Written task: Output all of the records exactly as written.
>>>
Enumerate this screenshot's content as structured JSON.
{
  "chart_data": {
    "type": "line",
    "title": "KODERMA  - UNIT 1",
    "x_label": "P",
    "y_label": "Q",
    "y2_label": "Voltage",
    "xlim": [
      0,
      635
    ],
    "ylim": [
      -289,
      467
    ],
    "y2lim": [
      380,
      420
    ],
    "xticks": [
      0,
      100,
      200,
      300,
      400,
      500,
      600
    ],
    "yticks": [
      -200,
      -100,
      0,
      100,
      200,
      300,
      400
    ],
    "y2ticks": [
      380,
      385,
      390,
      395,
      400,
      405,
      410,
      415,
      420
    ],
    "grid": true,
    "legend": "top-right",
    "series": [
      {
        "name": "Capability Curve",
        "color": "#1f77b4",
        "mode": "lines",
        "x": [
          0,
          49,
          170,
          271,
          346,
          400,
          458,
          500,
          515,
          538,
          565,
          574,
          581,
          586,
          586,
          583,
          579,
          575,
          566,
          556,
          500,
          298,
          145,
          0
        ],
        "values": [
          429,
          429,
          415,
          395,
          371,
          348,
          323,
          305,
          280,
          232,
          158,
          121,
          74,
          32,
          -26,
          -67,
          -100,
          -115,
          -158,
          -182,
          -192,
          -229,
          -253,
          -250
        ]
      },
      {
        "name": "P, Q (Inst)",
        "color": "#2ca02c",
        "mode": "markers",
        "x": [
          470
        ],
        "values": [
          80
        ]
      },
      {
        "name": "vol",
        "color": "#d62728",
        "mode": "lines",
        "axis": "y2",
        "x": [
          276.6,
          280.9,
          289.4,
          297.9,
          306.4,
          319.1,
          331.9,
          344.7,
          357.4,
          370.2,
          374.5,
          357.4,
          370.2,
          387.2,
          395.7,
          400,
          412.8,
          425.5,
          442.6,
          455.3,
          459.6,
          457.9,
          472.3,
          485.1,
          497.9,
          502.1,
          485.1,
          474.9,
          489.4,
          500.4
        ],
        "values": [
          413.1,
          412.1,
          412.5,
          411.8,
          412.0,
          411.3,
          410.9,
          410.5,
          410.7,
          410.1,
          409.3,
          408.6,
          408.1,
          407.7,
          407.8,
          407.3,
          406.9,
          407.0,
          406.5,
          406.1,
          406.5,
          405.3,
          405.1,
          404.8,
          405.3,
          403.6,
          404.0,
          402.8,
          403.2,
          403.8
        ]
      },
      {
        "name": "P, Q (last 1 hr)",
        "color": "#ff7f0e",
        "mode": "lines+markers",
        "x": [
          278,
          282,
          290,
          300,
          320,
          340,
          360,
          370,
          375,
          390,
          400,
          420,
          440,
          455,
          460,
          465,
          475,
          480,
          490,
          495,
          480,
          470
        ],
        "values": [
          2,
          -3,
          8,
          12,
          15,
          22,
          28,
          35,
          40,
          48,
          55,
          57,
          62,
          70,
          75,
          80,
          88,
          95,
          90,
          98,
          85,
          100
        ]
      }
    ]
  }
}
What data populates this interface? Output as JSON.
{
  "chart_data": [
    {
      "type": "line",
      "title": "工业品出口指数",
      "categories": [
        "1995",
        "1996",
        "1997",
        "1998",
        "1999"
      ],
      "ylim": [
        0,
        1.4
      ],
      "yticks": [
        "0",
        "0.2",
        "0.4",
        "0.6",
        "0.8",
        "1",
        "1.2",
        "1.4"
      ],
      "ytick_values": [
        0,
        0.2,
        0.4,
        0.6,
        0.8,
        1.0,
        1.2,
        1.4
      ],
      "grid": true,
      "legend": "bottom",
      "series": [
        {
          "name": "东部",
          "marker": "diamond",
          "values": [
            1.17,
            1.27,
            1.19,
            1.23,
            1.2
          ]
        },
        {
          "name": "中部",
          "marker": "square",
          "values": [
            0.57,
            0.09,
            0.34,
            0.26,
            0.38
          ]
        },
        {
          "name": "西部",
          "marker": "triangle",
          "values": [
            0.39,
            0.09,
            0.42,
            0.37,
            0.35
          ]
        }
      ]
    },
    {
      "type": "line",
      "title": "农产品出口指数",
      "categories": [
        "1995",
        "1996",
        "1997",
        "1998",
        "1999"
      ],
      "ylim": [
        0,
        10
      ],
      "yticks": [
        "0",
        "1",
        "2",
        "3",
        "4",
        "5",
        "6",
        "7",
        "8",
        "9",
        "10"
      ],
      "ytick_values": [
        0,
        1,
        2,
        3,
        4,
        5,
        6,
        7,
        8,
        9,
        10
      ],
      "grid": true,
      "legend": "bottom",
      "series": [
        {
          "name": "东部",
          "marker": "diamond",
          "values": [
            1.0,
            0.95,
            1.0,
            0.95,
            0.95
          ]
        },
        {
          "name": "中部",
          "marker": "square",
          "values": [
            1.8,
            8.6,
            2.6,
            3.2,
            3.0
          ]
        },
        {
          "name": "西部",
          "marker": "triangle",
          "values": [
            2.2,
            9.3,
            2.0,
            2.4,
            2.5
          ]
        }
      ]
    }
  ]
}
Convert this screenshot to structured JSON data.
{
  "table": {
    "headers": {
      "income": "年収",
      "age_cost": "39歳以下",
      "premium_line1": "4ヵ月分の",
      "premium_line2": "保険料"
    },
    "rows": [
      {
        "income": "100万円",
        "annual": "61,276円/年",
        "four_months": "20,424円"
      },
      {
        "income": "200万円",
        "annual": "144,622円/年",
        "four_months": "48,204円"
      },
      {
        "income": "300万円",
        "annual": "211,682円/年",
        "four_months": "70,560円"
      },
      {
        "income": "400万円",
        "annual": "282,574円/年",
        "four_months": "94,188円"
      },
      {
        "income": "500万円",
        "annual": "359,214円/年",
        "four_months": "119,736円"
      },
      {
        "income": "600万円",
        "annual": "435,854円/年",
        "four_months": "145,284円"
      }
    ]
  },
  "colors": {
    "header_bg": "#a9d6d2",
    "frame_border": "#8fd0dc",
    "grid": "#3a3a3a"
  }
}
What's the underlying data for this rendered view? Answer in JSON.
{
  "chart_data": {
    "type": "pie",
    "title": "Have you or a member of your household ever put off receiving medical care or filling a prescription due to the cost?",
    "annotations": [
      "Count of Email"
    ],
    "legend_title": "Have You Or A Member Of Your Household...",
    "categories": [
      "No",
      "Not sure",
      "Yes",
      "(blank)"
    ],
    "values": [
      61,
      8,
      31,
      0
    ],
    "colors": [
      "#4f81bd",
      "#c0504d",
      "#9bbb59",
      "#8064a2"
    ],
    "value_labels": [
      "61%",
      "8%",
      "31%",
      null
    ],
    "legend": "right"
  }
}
<<<
Result of the exercise:
Enumerate this screenshot's content as structured JSON.
{
  "chart_data": {
    "type": "line",
    "title": "KODERMA  - UNIT 1",
    "x_label": "P",
    "y_label": "Q",
    "y2_label": "Voltage",
    "xlim": [
      0,
      635
    ],
    "ylim": [
      -289,
      467
    ],
    "y2lim": [
      380,
      420
    ],
    "xticks": [
      0,
      100,
      200,
      300,
      400,
      500,
      600
    ],
    "yticks": [
      -200,
      -100,
      0,
      100,
      200,
      300,
      400
    ],
    "y2ticks": [
      380,
      385,
      390,
      395,
      400,
      405,
      410,
      415,
      420
    ],
    "grid": true,
    "legend": "top-right",
    "series": [
      {
        "name": "Capability Curve",
        "color": "#1f77b4",
        "mode": "lines",
        "x": [
          0,
          49,
          170,
          271,
          346,
          400,
          458,
          500,
          515,
          538,
          565,
          574,
          581,
          586,
          586,
          583,
          579,
          575,
          566,
          556,
          500,
          298,
          145,
          0
        ],
        "values": [
          429,
          429,
          415,
          395,
          371,
          348,
          323,
          305,
          280,
          232,
          158,
          121,
          74,
          32,
          -26,
          -67,
          -100,
          -115,
          -158,
          -182,
          -192,
          -229,
          -253,
          -250
        ]
      },
      {
        "name": "P, Q (Inst)",
        "color": "#2ca02c",
        "mode": "markers",
        "x": [
          470
        ],
        "values": [
          80
        ]
      },
      {
        "name": "vol",
        "color": "#d62728",
        "mode": "lines",
        "axis": "y2",
        "x": [
          276.6,
          280.9,
          289.4,
          297.9,
          306.4,
          319.1,
          331.9,
          344.7,
          357.4,
          370.2,
          374.5,
          357.4,
          370.2,
          387.2,
          395.7,
          400,
          412.8,
          425.5,
          442.6,
          455.3,
          459.6,
          457.9,
          472.3,
          485.1,
          497.9,
          502.1,
          485.1,
          474.9,
          489.4,
          500.4
        ],
        "values": [
          413.1,
          412.1,
          412.5,
          411.8,
          412.0,
          411.3,
          410.9,
          410.5,
          410.7,
          410.1,
          409.3,
          408.6,
          408.1,
          407.7,
          407.8,
          407.3,
          406.9,
          407.0,
          406.5,
          406.1,
          406.5,
          405.3,
          405.1,
          404.8,
          405.3,
          403.6,
          404.0,
          402.8,
          403.2,
          403.8
        ]
      },
      {
        "name": "P, Q (last 1 hr)",
        "color": "#ff7f0e",
        "mode": "lines+markers",
        "x": [
          278,
          282,
          290,
          300,
          320,
          340,
          360,
          370,
          375,
          390,
          400,
          420,
          440,
          455,
          460,
          465,
          475,
          480,
          490,
          495,
          480,
          470
        ],
        "values": [
          2,
          -3,
          8,
          12,
          15,
          22,
          28,
          35,
          40,
          48,
          55,
          57,
          62,
          70,
          75,
          80,
          88,
          95,
          90,
          98,
          85,
          100
        ]
      }
    ]
  }
}
What data populates this interface? Output as JSON.
{
  "chart_data": [
    {
      "type": "line",
      "title": "工业品出口指数",
      "categories": [
        "1995",
        "1996",
        "1997",
        "1998",
        "1999"
      ],
      "ylim": [
        0,
        1.4
      ],
      "yticks": [
        "0",
        "0.2",
        "0.4",
        "0.6",
        "0.8",
        "1",
        "1.2",
        "1.4"
      ],
      "ytick_values": [
        0,
        0.2,
        0.4,
        0.6,
        0.8,
        1.0,
        1.2,
        1.4
      ],
      "grid": true,
      "legend": "bottom",
      "series": [
        {
          "name": "东部",
          "marker": "diamond",
          "values": [
            1.17,
            1.27,
            1.19,
            1.23,
            1.2
          ]
        },
        {
          "name": "中部",
          "marker": "square",
          "values": [
            0.57,
            0.09,
            0.34,
            0.26,
            0.38
          ]
        },
        {
          "name": "西部",
          "marker": "triangle",
          "values": [
            0.39,
            0.09,
            0.42,
            0.37,
            0.35
          ]
        }
      ]
    },
    {
      "type": "line",
      "title": "农产品出口指数",
      "categories": [
        "1995",
        "1996",
        "1997",
        "1998",
        "1999"
      ],
      "ylim": [
        0,
        10
      ],
      "yticks": [
        "0",
        "1",
        "2",
        "3",
        "4",
        "5",
        "6",
        "7",
        "8",
        "9",
        "10"
      ],
      "ytick_values": [
        0,
        1,
        2,
        3,
        4,
        5,
        6,
        7,
        8,
        9,
        10
      ],
      "grid": true,
      "legend": "bottom",
      "series": [
        {
          "name": "东部",
          "marker": "diamond",
          "values": [
            1.0,
            0.95,
            1.0,
            0.95,
            0.95
          ]
        },
        {
          "name": "中部",
          "marker": "square",
          "values": [
            1.8,
            8.6,
            2.6,
            3.2,
            3.0
          ]
        },
        {
          "name": "西部",
          "marker": "triangle",
          "values": [
            2.2,
            9.3,
            2.0,
            2.4,
            2.5
          ]
        }
      ]
    }
  ]
}
Convert this screenshot to structured JSON data.
{
  "table": {
    "headers": {
      "income": "年収",
      "age_cost": "39歳以下",
      "premium_line1": "4ヵ月分の",
      "premium_line2": "保険料"
    },
    "rows": [
      {
        "income": "100万円",
        "annual": "61,276円/年",
        "four_months": "20,424円"
      },
      {
        "income": "200万円",
        "annual": "144,622円/年",
        "four_months": "48,204円"
      },
      {
        "income": "300万円",
        "annual": "211,682円/年",
        "four_months": "70,560円"
      },
      {
        "income": "400万円",
        "annual": "282,574円/年",
        "four_months": "94,188円"
      },
      {
        "income": "500万円",
        "annual": "359,214円/年",
        "four_months": "119,736円"
      },
      {
        "income": "600万円",
        "annual": "435,854円/年",
        "four_months": "145,284円"
      }
    ]
  },
  "colors": {
    "header_bg": "#a9d6d2",
    "frame_border": "#8fd0dc",
    "grid": "#3a3a3a"
  }
}
What's the underlying data for this rendered view? Answer in JSON.
{
  "chart_data": {
    "type": "pie",
    "title": "Have you or a member of your household ever put off receiving medical care or filling a prescription due to the cost?",
    "annotations": [
      "Count of Email"
    ],
    "legend_title": "Have You Or A Member Of Your Household...",
    "categories": [
      "No",
      "Not sure",
      "Yes",
      "(blank)"
    ],
    "values": [
      61,
      8,
      31,
      0
    ],
    "colors": [
      "#4f81bd",
      "#c0504d",
      "#9bbb59",
      "#8064a2"
    ],
    "value_labels": [
      "61%",
      "8%",
      "31%",
      null
    ],
    "legend": "right"
  }
}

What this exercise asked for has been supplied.